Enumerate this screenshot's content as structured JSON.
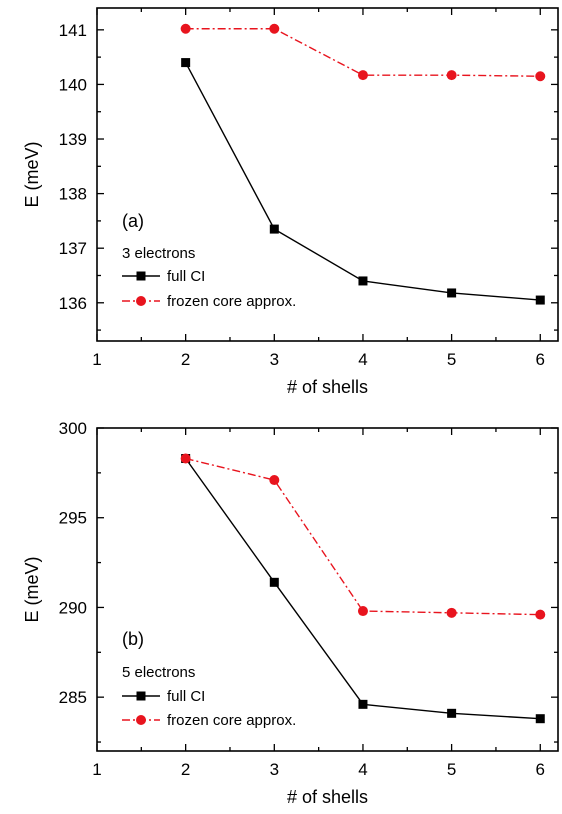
{
  "chart_data": [
    {
      "type": "line",
      "panel_label": "(a)",
      "xlabel": "# of shells",
      "ylabel": "E (meV)",
      "xlim": [
        1,
        6.2
      ],
      "ylim": [
        135.3,
        141.4
      ],
      "xticks": [
        1,
        2,
        3,
        4,
        5,
        6
      ],
      "yticks": [
        136,
        137,
        138,
        139,
        140,
        141
      ],
      "legend_title": "3 electrons",
      "legend_position": "middle-left",
      "grid": false,
      "series": [
        {
          "name": "full CI",
          "color": "#000000",
          "marker": "square",
          "line": "solid",
          "x": [
            2,
            3,
            4,
            5,
            6
          ],
          "y": [
            140.4,
            137.35,
            136.4,
            136.18,
            136.05
          ]
        },
        {
          "name": "frozen core approx.",
          "color": "#e8141e",
          "marker": "circle",
          "line": "dash-dot",
          "x": [
            2,
            3,
            4,
            5,
            6
          ],
          "y": [
            141.02,
            141.02,
            140.17,
            140.17,
            140.15
          ]
        }
      ]
    },
    {
      "type": "line",
      "panel_label": "(b)",
      "xlabel": "# of shells",
      "ylabel": "E (meV)",
      "xlim": [
        1,
        6.2
      ],
      "ylim": [
        282,
        300
      ],
      "xticks": [
        1,
        2,
        3,
        4,
        5,
        6
      ],
      "yticks": [
        285,
        290,
        295,
        300
      ],
      "legend_title": "5 electrons",
      "legend_position": "lower-left",
      "grid": false,
      "series": [
        {
          "name": "full CI",
          "color": "#000000",
          "marker": "square",
          "line": "solid",
          "x": [
            2,
            3,
            4,
            5,
            6
          ],
          "y": [
            298.3,
            291.4,
            284.6,
            284.1,
            283.8
          ]
        },
        {
          "name": "frozen core approx.",
          "color": "#e8141e",
          "marker": "circle",
          "line": "dash-dot",
          "x": [
            2,
            3,
            4,
            5,
            6
          ],
          "y": [
            298.3,
            297.1,
            289.8,
            289.7,
            289.6
          ]
        }
      ]
    }
  ]
}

### Exercise instructions:
Without including any pictures, please restate all the records exactly.

### Solved exercise:
Enumerate this screenshot's content as structured JSON.
{
  "chart_data": [
    {
      "type": "line",
      "panel_label": "(a)",
      "xlabel": "# of shells",
      "ylabel": "E (meV)",
      "xlim": [
        1,
        6.2
      ],
      "ylim": [
        135.3,
        141.4
      ],
      "xticks": [
        1,
        2,
        3,
        4,
        5,
        6
      ],
      "yticks": [
        136,
        137,
        138,
        139,
        140,
        141
      ],
      "legend_title": "3 electrons",
      "legend_position": "middle-left",
      "grid": false,
      "series": [
        {
          "name": "full CI",
          "color": "#000000",
          "marker": "square",
          "line": "solid",
          "x": [
            2,
            3,
            4,
            5,
            6
          ],
          "y": [
            140.4,
            137.35,
            136.4,
            136.18,
            136.05
          ]
        },
        {
          "name": "frozen core approx.",
          "color": "#e8141e",
          "marker": "circle",
          "line": "dash-dot",
          "x": [
            2,
            3,
            4,
            5,
            6
          ],
          "y": [
            141.02,
            141.02,
            140.17,
            140.17,
            140.15
          ]
        }
      ]
    },
    {
      "type": "line",
      "panel_label": "(b)",
      "xlabel": "# of shells",
      "ylabel": "E (meV)",
      "xlim": [
        1,
        6.2
      ],
      "ylim": [
        282,
        300
      ],
      "xticks": [
        1,
        2,
        3,
        4,
        5,
        6
      ],
      "yticks": [
        285,
        290,
        295,
        300
      ],
      "legend_title": "5 electrons",
      "legend_position": "lower-left",
      "grid": false,
      "series": [
        {
          "name": "full CI",
          "color": "#000000",
          "marker": "square",
          "line": "solid",
          "x": [
            2,
            3,
            4,
            5,
            6
          ],
          "y": [
            298.3,
            291.4,
            284.6,
            284.1,
            283.8
          ]
        },
        {
          "name": "frozen core approx.",
          "color": "#e8141e",
          "marker": "circle",
          "line": "dash-dot",
          "x": [
            2,
            3,
            4,
            5,
            6
          ],
          "y": [
            298.3,
            297.1,
            289.8,
            289.7,
            289.6
          ]
        }
      ]
    }
  ]
}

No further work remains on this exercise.